Arrange the items below as a two-column CSV with the headers instruction and output, one row per item, each value in a single quoted field with line breaks replaced by spaces. Begin at the line that has "For every button, label, input, icon, or", stop after the line that has "section-heading: Zu 7: bbox=[119, 469, 143, 482]", and leave out the pictures.

** START OF Records for this task **

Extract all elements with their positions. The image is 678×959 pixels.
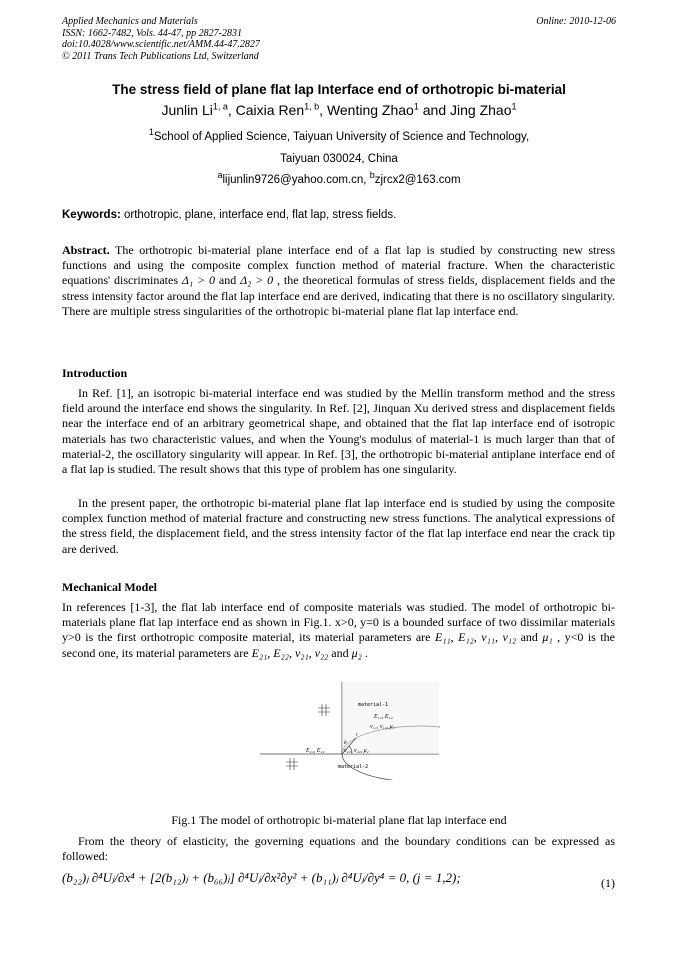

** END OF Records for this task **
** START OF Records for this task **

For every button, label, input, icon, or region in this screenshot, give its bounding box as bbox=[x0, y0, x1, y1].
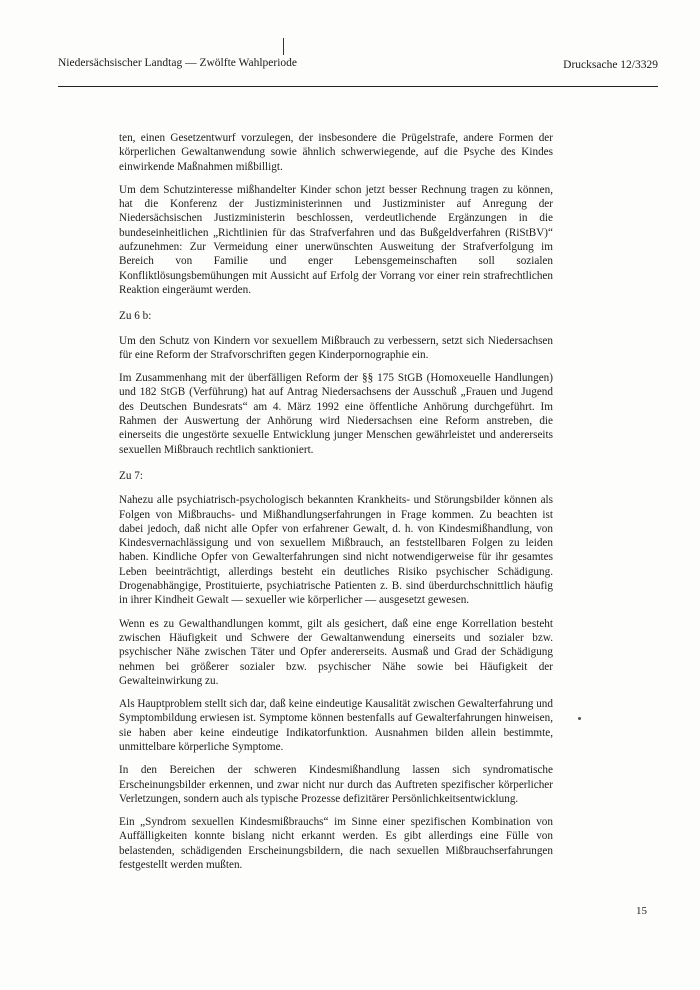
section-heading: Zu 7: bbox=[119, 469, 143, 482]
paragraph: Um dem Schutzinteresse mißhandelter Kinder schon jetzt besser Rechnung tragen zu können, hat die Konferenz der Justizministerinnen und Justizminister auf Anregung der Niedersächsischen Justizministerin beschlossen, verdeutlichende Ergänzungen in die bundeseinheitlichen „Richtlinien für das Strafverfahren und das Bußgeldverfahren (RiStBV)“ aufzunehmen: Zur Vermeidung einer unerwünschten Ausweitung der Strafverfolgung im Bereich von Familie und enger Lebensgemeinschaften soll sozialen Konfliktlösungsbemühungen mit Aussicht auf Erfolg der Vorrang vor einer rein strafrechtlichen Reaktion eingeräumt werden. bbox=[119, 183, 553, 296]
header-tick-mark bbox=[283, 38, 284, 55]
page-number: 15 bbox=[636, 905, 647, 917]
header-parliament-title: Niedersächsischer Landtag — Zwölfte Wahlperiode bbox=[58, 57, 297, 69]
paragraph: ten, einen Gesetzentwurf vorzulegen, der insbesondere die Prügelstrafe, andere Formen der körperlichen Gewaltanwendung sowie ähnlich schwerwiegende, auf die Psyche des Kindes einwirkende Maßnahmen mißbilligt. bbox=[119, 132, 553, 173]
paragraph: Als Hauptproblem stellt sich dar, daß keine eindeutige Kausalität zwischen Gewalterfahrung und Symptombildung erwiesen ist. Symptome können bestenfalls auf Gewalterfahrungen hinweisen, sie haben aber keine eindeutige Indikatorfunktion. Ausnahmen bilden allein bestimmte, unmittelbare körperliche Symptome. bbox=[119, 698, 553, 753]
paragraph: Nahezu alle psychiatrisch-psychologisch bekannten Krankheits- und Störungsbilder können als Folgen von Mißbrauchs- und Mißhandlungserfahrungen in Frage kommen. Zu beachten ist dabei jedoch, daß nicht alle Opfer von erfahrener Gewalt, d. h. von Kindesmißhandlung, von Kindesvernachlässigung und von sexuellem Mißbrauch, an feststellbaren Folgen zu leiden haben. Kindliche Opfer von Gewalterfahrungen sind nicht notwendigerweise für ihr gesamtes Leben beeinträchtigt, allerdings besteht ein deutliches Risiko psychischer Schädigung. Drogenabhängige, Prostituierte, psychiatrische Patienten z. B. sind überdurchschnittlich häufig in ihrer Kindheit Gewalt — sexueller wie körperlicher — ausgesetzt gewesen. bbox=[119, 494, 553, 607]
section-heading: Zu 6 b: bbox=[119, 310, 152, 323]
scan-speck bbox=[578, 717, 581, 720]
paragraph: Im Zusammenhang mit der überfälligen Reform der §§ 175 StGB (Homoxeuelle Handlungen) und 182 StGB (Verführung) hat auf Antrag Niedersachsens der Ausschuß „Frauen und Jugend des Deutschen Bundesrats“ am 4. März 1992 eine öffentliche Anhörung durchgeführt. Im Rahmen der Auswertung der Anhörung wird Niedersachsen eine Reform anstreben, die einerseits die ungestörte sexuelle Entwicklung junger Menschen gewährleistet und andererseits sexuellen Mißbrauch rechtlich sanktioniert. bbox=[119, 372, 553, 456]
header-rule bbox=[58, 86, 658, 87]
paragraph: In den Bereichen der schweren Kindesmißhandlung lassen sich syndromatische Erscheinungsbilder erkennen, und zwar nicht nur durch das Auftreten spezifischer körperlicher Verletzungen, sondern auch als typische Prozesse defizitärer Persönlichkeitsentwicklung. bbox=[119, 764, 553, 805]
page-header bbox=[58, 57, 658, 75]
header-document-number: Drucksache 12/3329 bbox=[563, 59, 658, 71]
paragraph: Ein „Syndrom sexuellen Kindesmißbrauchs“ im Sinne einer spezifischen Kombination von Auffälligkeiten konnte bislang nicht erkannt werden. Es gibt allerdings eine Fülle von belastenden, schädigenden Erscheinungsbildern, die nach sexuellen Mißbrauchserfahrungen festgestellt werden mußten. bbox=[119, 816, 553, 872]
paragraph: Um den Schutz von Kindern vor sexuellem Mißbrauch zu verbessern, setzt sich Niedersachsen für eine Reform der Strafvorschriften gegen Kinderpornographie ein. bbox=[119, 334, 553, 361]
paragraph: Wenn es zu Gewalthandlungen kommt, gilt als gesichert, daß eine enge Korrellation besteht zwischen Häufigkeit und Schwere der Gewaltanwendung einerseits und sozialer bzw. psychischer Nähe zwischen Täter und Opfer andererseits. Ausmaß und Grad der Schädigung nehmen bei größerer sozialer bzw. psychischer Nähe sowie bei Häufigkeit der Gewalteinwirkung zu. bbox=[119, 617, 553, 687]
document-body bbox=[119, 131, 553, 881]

** END OF Records for this task **
** START OF Records for this task **

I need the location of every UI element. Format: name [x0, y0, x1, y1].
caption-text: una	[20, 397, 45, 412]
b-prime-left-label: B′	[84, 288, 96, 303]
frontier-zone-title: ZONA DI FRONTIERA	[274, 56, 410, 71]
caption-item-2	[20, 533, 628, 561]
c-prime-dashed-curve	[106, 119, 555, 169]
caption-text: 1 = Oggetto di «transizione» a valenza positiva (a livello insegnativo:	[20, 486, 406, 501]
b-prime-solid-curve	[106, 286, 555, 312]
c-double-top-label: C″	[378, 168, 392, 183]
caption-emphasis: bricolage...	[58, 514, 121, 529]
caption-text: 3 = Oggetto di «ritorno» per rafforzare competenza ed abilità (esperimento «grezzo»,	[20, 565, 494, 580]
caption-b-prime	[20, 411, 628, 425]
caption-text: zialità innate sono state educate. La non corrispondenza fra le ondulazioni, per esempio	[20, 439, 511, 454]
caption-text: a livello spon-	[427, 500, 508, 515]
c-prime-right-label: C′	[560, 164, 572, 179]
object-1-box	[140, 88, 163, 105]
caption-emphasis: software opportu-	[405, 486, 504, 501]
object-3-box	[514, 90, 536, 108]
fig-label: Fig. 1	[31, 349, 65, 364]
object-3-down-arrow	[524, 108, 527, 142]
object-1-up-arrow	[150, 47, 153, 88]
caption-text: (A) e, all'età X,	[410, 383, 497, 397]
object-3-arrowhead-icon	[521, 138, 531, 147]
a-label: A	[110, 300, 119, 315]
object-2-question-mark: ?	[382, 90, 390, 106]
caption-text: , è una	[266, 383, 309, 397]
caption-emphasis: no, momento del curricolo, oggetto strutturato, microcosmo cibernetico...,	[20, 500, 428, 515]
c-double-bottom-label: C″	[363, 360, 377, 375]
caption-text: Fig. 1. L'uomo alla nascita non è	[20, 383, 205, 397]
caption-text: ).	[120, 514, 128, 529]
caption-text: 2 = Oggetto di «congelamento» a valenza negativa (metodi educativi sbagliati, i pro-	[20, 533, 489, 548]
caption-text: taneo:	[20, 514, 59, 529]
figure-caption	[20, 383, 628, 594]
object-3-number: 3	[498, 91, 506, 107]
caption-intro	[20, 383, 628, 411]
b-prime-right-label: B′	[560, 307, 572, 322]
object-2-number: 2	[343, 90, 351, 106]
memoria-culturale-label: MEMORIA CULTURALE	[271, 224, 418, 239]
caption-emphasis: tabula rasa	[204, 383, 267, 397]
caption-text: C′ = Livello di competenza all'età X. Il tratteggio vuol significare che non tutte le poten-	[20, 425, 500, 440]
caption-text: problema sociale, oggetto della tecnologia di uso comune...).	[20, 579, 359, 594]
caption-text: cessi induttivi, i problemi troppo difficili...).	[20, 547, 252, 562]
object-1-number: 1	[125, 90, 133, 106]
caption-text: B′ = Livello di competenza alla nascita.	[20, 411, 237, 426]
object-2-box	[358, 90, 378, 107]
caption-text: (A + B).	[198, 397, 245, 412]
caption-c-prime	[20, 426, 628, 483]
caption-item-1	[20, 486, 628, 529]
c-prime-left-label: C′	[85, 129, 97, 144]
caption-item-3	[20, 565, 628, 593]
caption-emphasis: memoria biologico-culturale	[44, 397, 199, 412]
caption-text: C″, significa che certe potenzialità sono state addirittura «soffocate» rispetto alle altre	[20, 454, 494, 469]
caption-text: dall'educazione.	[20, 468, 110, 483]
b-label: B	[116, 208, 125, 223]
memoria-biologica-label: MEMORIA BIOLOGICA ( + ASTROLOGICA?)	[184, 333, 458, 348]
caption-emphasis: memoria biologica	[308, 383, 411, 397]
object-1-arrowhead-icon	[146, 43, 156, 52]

** END OF Records for this task **

Response for this exercise:
instruction,output
"For every button, label, input, icon, or region in this screenshot, give its bounding box as bbox=[x0, y0, x1, y1].","section-heading: Zu 7: bbox=[119, 469, 143, 482]"